■ EXERCISE OBJECTIVE ■
From the entries that follow, gather each line holding the word "WesleyVIP".

* begin GIVEN RECORDS *

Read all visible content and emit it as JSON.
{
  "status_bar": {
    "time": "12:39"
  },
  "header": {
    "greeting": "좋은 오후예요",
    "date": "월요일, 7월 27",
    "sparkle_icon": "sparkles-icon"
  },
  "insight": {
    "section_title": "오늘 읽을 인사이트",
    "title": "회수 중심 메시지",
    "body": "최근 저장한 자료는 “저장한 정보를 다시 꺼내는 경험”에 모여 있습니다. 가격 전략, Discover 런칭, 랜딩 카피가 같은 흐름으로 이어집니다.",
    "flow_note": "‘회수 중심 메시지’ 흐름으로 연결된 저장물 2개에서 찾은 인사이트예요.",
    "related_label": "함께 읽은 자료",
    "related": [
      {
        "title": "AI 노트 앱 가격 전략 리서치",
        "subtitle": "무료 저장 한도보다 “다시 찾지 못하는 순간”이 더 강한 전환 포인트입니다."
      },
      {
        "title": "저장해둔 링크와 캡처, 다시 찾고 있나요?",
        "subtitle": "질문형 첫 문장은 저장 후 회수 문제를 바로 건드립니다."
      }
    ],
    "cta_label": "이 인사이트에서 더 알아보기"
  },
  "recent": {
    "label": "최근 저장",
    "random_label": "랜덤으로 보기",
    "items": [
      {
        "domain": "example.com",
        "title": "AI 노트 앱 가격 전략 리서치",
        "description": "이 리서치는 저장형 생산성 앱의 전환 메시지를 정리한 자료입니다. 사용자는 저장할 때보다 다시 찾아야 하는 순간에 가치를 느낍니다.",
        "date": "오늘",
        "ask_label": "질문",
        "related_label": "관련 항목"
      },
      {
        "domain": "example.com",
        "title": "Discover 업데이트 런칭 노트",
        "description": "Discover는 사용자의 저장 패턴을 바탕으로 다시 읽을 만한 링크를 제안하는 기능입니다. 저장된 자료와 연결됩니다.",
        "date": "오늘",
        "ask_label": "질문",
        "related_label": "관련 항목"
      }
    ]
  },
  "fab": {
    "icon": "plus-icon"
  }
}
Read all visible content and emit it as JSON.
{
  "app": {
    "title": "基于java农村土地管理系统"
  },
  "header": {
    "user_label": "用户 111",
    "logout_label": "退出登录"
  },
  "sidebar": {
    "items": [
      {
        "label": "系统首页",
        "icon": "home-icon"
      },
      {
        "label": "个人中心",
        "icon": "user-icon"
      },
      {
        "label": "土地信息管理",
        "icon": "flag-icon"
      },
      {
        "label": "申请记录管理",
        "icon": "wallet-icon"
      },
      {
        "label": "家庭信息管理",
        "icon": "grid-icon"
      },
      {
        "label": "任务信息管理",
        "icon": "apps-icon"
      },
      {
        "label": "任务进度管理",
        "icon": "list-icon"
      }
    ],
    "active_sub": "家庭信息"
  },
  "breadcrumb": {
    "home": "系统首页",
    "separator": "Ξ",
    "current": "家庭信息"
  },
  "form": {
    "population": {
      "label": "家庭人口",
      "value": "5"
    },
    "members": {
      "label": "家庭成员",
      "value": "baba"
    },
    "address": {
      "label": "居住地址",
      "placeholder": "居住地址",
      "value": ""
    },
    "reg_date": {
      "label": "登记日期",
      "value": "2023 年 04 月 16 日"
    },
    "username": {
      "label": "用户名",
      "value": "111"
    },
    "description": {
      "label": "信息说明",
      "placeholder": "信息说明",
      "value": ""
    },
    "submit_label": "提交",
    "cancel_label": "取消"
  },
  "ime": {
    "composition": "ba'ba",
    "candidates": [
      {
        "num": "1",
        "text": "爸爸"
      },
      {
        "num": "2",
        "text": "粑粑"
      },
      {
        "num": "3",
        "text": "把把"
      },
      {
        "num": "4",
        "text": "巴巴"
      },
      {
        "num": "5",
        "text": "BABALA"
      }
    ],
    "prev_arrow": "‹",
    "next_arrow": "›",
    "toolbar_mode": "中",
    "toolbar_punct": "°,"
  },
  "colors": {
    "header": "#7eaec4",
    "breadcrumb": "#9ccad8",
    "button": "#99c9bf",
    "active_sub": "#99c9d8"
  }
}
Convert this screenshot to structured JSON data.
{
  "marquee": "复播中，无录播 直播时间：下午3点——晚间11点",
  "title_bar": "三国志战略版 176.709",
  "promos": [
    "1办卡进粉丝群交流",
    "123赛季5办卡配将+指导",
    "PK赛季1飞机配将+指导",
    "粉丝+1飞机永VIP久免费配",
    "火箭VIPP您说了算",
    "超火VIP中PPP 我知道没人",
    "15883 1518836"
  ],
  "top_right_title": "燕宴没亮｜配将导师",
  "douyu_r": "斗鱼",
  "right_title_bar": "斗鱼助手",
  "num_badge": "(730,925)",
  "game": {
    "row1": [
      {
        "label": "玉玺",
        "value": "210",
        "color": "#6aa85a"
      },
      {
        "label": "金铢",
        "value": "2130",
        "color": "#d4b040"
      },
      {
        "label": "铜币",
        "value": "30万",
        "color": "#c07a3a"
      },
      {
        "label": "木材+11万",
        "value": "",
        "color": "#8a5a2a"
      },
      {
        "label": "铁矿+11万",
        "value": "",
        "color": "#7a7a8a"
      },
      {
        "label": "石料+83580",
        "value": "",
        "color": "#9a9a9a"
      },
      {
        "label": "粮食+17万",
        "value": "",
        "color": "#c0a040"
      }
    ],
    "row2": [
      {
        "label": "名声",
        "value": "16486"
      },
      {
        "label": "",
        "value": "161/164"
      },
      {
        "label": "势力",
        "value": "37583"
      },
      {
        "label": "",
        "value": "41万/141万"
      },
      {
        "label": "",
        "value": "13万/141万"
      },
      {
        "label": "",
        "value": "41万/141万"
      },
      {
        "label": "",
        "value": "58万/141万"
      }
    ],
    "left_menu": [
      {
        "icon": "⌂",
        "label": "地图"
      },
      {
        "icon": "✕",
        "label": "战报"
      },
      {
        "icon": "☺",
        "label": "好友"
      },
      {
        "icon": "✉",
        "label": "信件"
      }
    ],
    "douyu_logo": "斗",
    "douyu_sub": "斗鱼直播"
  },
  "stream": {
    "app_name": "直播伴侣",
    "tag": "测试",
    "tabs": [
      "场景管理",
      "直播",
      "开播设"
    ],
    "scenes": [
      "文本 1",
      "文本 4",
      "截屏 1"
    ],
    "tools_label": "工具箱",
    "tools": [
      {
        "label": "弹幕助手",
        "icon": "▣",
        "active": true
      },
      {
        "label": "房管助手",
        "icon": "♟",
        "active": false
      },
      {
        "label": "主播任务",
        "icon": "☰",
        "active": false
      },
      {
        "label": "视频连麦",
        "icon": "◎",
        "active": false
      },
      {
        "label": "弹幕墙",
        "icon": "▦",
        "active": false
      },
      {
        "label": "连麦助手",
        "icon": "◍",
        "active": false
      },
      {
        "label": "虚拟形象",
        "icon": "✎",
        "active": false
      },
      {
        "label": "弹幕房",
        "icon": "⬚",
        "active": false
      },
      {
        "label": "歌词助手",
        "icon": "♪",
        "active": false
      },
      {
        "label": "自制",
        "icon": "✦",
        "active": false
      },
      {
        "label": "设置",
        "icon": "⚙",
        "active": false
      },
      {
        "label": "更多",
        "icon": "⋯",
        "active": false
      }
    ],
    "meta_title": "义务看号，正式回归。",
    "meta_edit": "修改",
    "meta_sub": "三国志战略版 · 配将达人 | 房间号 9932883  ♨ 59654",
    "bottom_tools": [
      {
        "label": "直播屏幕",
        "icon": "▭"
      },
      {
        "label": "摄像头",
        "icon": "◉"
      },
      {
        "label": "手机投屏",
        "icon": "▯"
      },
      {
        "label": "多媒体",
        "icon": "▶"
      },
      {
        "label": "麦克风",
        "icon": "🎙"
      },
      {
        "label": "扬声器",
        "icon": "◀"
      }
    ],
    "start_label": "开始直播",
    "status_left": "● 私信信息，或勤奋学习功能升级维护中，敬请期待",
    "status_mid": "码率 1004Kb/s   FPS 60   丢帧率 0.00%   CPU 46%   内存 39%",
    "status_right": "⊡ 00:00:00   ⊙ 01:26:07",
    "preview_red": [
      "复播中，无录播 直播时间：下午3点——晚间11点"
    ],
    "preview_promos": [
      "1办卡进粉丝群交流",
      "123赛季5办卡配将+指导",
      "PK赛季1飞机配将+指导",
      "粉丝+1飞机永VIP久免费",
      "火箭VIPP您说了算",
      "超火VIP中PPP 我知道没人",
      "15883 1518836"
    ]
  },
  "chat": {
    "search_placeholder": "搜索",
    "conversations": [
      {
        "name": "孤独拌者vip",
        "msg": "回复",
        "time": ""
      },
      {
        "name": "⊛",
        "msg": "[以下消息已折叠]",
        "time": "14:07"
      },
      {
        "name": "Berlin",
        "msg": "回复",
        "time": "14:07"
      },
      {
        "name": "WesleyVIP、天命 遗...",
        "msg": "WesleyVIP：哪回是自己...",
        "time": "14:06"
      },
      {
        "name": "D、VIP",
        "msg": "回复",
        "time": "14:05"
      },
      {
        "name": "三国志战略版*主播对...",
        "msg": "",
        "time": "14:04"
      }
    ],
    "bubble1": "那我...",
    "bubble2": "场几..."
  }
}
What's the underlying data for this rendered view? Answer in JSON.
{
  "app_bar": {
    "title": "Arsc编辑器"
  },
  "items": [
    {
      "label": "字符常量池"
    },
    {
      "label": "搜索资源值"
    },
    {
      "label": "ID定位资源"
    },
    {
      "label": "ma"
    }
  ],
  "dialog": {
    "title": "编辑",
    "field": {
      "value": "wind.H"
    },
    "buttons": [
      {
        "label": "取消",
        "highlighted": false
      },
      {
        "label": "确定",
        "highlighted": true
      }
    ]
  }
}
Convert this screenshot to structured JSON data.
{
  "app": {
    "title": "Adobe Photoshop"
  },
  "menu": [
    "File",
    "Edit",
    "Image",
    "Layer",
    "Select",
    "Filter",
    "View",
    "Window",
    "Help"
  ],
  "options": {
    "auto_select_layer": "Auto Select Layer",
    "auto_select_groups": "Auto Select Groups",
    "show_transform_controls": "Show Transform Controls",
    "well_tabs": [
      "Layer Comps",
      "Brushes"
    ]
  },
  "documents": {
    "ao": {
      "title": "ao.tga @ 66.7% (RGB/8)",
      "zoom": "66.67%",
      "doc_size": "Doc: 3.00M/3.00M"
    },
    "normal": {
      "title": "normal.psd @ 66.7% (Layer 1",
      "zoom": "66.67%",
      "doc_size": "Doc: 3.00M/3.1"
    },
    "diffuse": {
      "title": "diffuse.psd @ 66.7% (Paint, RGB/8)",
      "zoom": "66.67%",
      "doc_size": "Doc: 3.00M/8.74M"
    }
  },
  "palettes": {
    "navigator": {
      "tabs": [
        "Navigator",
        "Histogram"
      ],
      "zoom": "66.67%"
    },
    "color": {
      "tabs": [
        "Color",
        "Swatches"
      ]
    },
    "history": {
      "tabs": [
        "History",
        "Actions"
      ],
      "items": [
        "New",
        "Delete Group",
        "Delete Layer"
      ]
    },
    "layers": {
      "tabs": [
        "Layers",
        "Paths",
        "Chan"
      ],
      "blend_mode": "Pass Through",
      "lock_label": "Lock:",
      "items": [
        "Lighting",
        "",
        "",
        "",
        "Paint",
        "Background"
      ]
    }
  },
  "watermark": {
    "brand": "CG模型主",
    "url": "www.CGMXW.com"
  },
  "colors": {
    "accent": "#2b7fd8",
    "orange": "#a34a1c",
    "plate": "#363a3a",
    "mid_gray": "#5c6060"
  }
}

* end GIVEN RECORDS *

■ THE ANSWER ■
        "name": "WesleyVIP、天命 遗...",
        "msg": "WesleyVIP：哪回是自己...",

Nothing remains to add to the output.